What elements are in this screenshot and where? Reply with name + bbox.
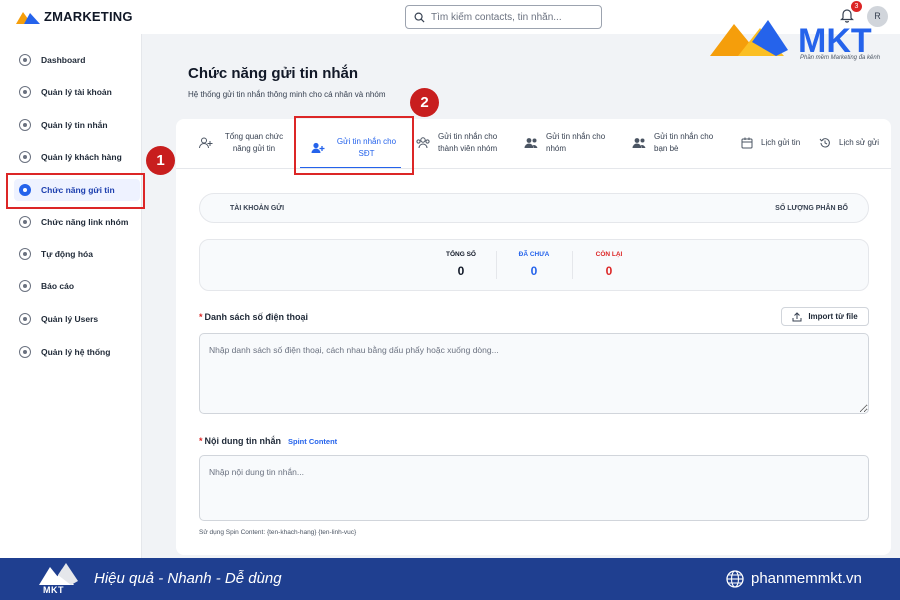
stats-panel: TỔNG SỐ 0 ĐÃ CHƯA 0 CÒN LẠI 0 xyxy=(199,239,869,291)
customer-icon xyxy=(19,151,31,163)
tab-group-members-label: Gửi tin nhắn cho thành viên nhóm xyxy=(438,132,498,153)
link-icon xyxy=(19,216,31,228)
message-label-text: Nội dung tin nhắn xyxy=(204,436,281,446)
page-title: Chức năng gửi tin nhắn xyxy=(188,65,359,82)
sidebar-item-label: Tự động hóa xyxy=(41,249,93,259)
callout-badge-2: 2 xyxy=(410,88,439,117)
stat-remaining: CÒN LẠI 0 xyxy=(579,251,639,278)
app-logo[interactable]: ZMARKETING xyxy=(16,9,133,24)
tab-send-group-label: Gửi tin nhắn cho nhóm xyxy=(546,132,606,153)
sidebar-item-label: Quản lý Users xyxy=(41,314,99,324)
sidebar-item-group-links[interactable]: Chức năng link nhóm xyxy=(14,211,140,233)
notification-badge: 3 xyxy=(851,1,862,12)
tab-overview[interactable]: Tổng quan chức năng gửi tin xyxy=(199,131,294,155)
search-box[interactable] xyxy=(405,5,602,29)
tab-schedule-label: Lịch gửi tin xyxy=(761,138,801,147)
sidebar-item-dashboard[interactable]: Dashboard xyxy=(14,49,140,71)
stat-total: TỔNG SỐ 0 xyxy=(431,251,491,278)
callout-badge-1: 1 xyxy=(146,146,175,175)
sidebar-item-label: Quản lý tin nhắn xyxy=(41,120,108,130)
sidebar-item-label: Quản lý hệ thống xyxy=(41,347,111,357)
stat-sent-value: 0 xyxy=(530,264,538,278)
stat-divider xyxy=(496,251,497,279)
stat-remaining-label: CÒN LẠI xyxy=(595,251,623,258)
phone-list-label: * Danh sách số điện thoại xyxy=(199,312,308,322)
import-file-button[interactable]: Import từ file xyxy=(781,307,869,326)
sidebar-item-label: Quản lý khách hàng xyxy=(41,152,122,162)
spin-content-hint: Sử dụng Spin Content: {ten-khach-hang} {… xyxy=(199,529,357,536)
settings-icon xyxy=(19,346,31,358)
calendar-icon xyxy=(741,137,753,149)
tab-overview-label: Tổng quan chức năng gửi tin xyxy=(224,132,284,153)
upload-icon xyxy=(792,311,802,321)
sidebar-item-system[interactable]: Quản lý hệ thống xyxy=(14,341,140,363)
spint-content-link[interactable]: Spint Content xyxy=(288,437,337,446)
search-input[interactable] xyxy=(431,11,591,23)
globe-icon xyxy=(726,570,744,588)
users-group-icon xyxy=(524,138,538,148)
message-label: * Nội dung tin nhắn xyxy=(199,436,281,446)
report-icon xyxy=(19,280,31,292)
footer-slogan: Hiệu quả - Nhanh - Dễ dùng xyxy=(94,570,282,587)
sender-account-label: TÀI KHOẢN GỬI xyxy=(230,205,285,212)
sidebar-item-reports[interactable]: Báo cáo xyxy=(14,275,140,297)
stat-divider xyxy=(572,251,573,279)
tab-send-friends[interactable]: Gửi tin nhắn cho bạn bè xyxy=(632,131,724,155)
sender-account-bar[interactable]: TÀI KHOẢN GỬI SỐ LƯỢNG PHÂN BỔ xyxy=(199,193,869,223)
footer-website[interactable]: phanmemmkt.vn xyxy=(751,570,862,587)
sidebar-item-automation[interactable]: Tự động hóa xyxy=(14,243,140,265)
users-icon xyxy=(19,313,31,325)
user-plus-icon xyxy=(199,137,213,149)
footer-banner: MKT Hiệu quả - Nhanh - Dễ dùng phanmemmk… xyxy=(0,558,900,600)
sidebar-item-messages[interactable]: Quản lý tin nhắn xyxy=(14,114,140,136)
app-logo-text: ZMARKETING xyxy=(44,9,133,24)
required-mark: * xyxy=(199,312,203,322)
stat-sent-label: ĐÃ CHƯA xyxy=(518,251,550,258)
mkt-tagline: Phần mềm Marketing đa kênh xyxy=(800,55,881,61)
stat-total-label: TỔNG SỐ xyxy=(446,251,476,258)
required-mark: * xyxy=(199,436,203,446)
sidebar-item-label: Quản lý tài khoản xyxy=(41,87,112,97)
tab-group-members[interactable]: Gửi tin nhắn cho thành viên nhóm xyxy=(416,131,516,155)
footer-logo xyxy=(38,561,80,587)
page-subtitle: Hệ thống gửi tin nhắn thông minh cho cá … xyxy=(188,90,386,99)
friends-icon xyxy=(632,138,646,148)
zmarketing-logo-icon xyxy=(16,11,40,24)
stat-sent: ĐÃ CHƯA 0 xyxy=(504,251,564,278)
message-textarea[interactable] xyxy=(199,455,869,521)
footer-logo-text: MKT xyxy=(43,585,64,595)
dashboard-icon xyxy=(19,54,31,66)
search-icon xyxy=(414,12,425,23)
tab-history[interactable]: Lịch sử gửi xyxy=(819,137,889,149)
stat-total-value: 0 xyxy=(457,264,465,278)
message-icon xyxy=(19,119,31,131)
sidebar-item-label: Dashboard xyxy=(41,55,86,65)
phone-list-label-text: Danh sách số điện thoại xyxy=(204,312,309,322)
sidebar-item-label: Chức năng link nhóm xyxy=(41,217,129,227)
tab-schedule[interactable]: Lịch gửi tin xyxy=(741,137,811,149)
account-icon xyxy=(19,86,31,98)
tab-send-friends-label: Gửi tin nhắn cho bạn bè xyxy=(654,132,714,153)
sidebar-item-users[interactable]: Quản lý Users xyxy=(14,308,140,330)
stat-remaining-value: 0 xyxy=(605,264,613,278)
tab-send-group[interactable]: Gửi tin nhắn cho nhóm xyxy=(524,131,614,155)
import-file-label: Import từ file xyxy=(808,312,858,321)
tab-divider xyxy=(176,168,891,169)
sidebar-item-accounts[interactable]: Quản lý tài khoản xyxy=(14,81,140,103)
phone-list-textarea[interactable] xyxy=(199,333,869,414)
automation-icon xyxy=(19,248,31,260)
highlight-box-tab xyxy=(294,116,414,175)
allocation-label: SỐ LƯỢNG PHÂN BỔ xyxy=(775,205,848,212)
sidebar: Dashboard Quản lý tài khoản Quản lý tin … xyxy=(0,34,142,558)
group-members-icon xyxy=(416,137,430,149)
history-icon xyxy=(819,138,830,148)
sidebar-item-label: Báo cáo xyxy=(41,281,75,291)
tab-history-label: Lịch sử gửi xyxy=(839,138,880,147)
mkt-footer-logo-icon xyxy=(39,563,78,585)
highlight-box-sidebar xyxy=(6,173,145,209)
sidebar-item-customers[interactable]: Quản lý khách hàng xyxy=(14,146,140,168)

= = = = =

[What needs to be done]
Please return every line of the entries above verbatim, leaving out the pictures.

[Worked solution]
What elements are in this screenshot and where? Reply with name + bbox.
stats-panel: TỔNG SỐ 0 ĐÃ CHƯA 0 CÒN LẠI 0 xyxy=(199,239,869,291)
customer-icon xyxy=(19,151,31,163)
tab-group-members-label: Gửi tin nhắn cho thành viên nhóm xyxy=(438,132,498,153)
link-icon xyxy=(19,216,31,228)
message-label-text: Nội dung tin nhắn xyxy=(204,436,281,446)
page-title: Chức năng gửi tin nhắn xyxy=(188,65,359,82)
sidebar-item-label: Tự động hóa xyxy=(41,249,93,259)
callout-badge-2: 2 xyxy=(410,88,439,117)
stat-remaining: CÒN LẠI 0 xyxy=(579,251,639,278)
app-logo[interactable]: ZMARKETING xyxy=(16,9,133,24)
tab-send-group-label: Gửi tin nhắn cho nhóm xyxy=(546,132,606,153)
sidebar-item-label: Quản lý Users xyxy=(41,314,99,324)
sidebar-item-group-links[interactable]: Chức năng link nhóm xyxy=(14,211,140,233)
notification-badge: 3 xyxy=(851,1,862,12)
tab-overview[interactable]: Tổng quan chức năng gửi tin xyxy=(199,131,294,155)
search-box[interactable] xyxy=(405,5,602,29)
tab-schedule-label: Lịch gửi tin xyxy=(761,138,801,147)
sidebar-item-dashboard[interactable]: Dashboard xyxy=(14,49,140,71)
stat-total: TỔNG SỐ 0 xyxy=(431,251,491,278)
callout-badge-1: 1 xyxy=(146,146,175,175)
sidebar-item-label: Quản lý tin nhắn xyxy=(41,120,108,130)
sidebar-item-label: Quản lý hệ thống xyxy=(41,347,111,357)
stat-sent-value: 0 xyxy=(530,264,538,278)
stat-divider xyxy=(496,251,497,279)
stat-remaining-label: CÒN LẠI xyxy=(595,251,623,258)
phone-list-label: * Danh sách số điện thoại xyxy=(199,312,308,322)
import-file-button[interactable]: Import từ file xyxy=(781,307,869,326)
sidebar-item-label: Quản lý khách hàng xyxy=(41,152,122,162)
spin-content-hint: Sử dụng Spin Content: {ten-khach-hang} {… xyxy=(199,529,357,536)
settings-icon xyxy=(19,346,31,358)
calendar-icon xyxy=(741,137,753,149)
tab-overview-label: Tổng quan chức năng gửi tin xyxy=(224,132,284,153)
upload-icon xyxy=(792,311,802,321)
sidebar-item-system[interactable]: Quản lý hệ thống xyxy=(14,341,140,363)
spint-content-link[interactable]: Spint Content xyxy=(288,437,337,446)
search-input[interactable] xyxy=(431,11,591,23)
globe-icon xyxy=(726,570,744,588)
users-group-icon xyxy=(524,138,538,148)
message-label: * Nội dung tin nhắn xyxy=(199,436,281,446)
report-icon xyxy=(19,280,31,292)
footer-slogan: Hiệu quả - Nhanh - Dễ dùng xyxy=(94,570,282,587)
sender-account-label: TÀI KHOẢN GỬI xyxy=(230,205,285,212)
sidebar-item-reports[interactable]: Báo cáo xyxy=(14,275,140,297)
stat-divider xyxy=(572,251,573,279)
tab-send-friends[interactable]: Gửi tin nhắn cho bạn bè xyxy=(632,131,724,155)
sender-account-bar[interactable]: TÀI KHOẢN GỬI SỐ LƯỢNG PHÂN BỔ xyxy=(199,193,869,223)
footer-website[interactable]: phanmemmkt.vn xyxy=(751,570,862,587)
sidebar-item-automation[interactable]: Tự động hóa xyxy=(14,243,140,265)
users-icon xyxy=(19,313,31,325)
user-plus-icon xyxy=(199,137,213,149)
footer-banner: MKT Hiệu quả - Nhanh - Dễ dùng phanmemmk… xyxy=(0,558,900,600)
sidebar-item-messages[interactable]: Quản lý tin nhắn xyxy=(14,114,140,136)
app-logo-text: ZMARKETING xyxy=(44,9,133,24)
required-mark: * xyxy=(199,312,203,322)
stat-sent-label: ĐÃ CHƯA xyxy=(518,251,550,258)
mkt-tagline: Phần mềm Marketing đa kênh xyxy=(800,55,881,61)
stat-total-label: TỔNG SỐ xyxy=(446,251,476,258)
required-mark: * xyxy=(199,436,203,446)
sidebar-item-label: Quản lý tài khoản xyxy=(41,87,112,97)
tab-group-members[interactable]: Gửi tin nhắn cho thành viên nhóm xyxy=(416,131,516,155)
footer-logo xyxy=(38,561,80,587)
page-subtitle: Hệ thống gửi tin nhắn thông minh cho cá … xyxy=(188,90,386,99)
friends-icon xyxy=(632,138,646,148)
zmarketing-logo-icon xyxy=(16,11,40,24)
stat-sent: ĐÃ CHƯA 0 xyxy=(504,251,564,278)
message-textarea[interactable] xyxy=(199,455,869,521)
footer-logo-text: MKT xyxy=(43,585,64,595)
dashboard-icon xyxy=(19,54,31,66)
search-icon xyxy=(414,12,425,23)
tab-history[interactable]: Lịch sử gửi xyxy=(819,137,889,149)
stat-total-value: 0 xyxy=(457,264,465,278)
message-icon xyxy=(19,119,31,131)
sidebar-item-label: Dashboard xyxy=(41,55,86,65)
phone-list-label-text: Danh sách số điện thoại xyxy=(204,312,309,322)
sidebar-item-label: Chức năng link nhóm xyxy=(41,217,129,227)
tab-schedule[interactable]: Lịch gửi tin xyxy=(741,137,811,149)
account-icon xyxy=(19,86,31,98)
tab-send-friends-label: Gửi tin nhắn cho bạn bè xyxy=(654,132,714,153)
sidebar-item-users[interactable]: Quản lý Users xyxy=(14,308,140,330)
stat-remaining-value: 0 xyxy=(605,264,613,278)
tab-send-group[interactable]: Gửi tin nhắn cho nhóm xyxy=(524,131,614,155)
import-file-label: Import từ file xyxy=(808,312,858,321)
tab-divider xyxy=(176,168,891,169)
sidebar-item-accounts[interactable]: Quản lý tài khoản xyxy=(14,81,140,103)
phone-list-textarea[interactable] xyxy=(199,333,869,414)
automation-icon xyxy=(19,248,31,260)
highlight-box-tab xyxy=(294,116,414,175)
allocation-label: SỐ LƯỢNG PHÂN BỔ xyxy=(775,205,848,212)
sidebar: Dashboard Quản lý tài khoản Quản lý tin … xyxy=(0,34,142,558)
group-members-icon xyxy=(416,137,430,149)
history-icon xyxy=(819,138,830,148)
sidebar-item-label: Báo cáo xyxy=(41,281,75,291)
tab-history-label: Lịch sử gửi xyxy=(839,138,880,147)
mkt-footer-logo-icon xyxy=(39,563,78,585)
highlight-box-sidebar xyxy=(6,173,145,209)
sidebar-item-customers[interactable]: Quản lý khách hàng xyxy=(14,146,140,168)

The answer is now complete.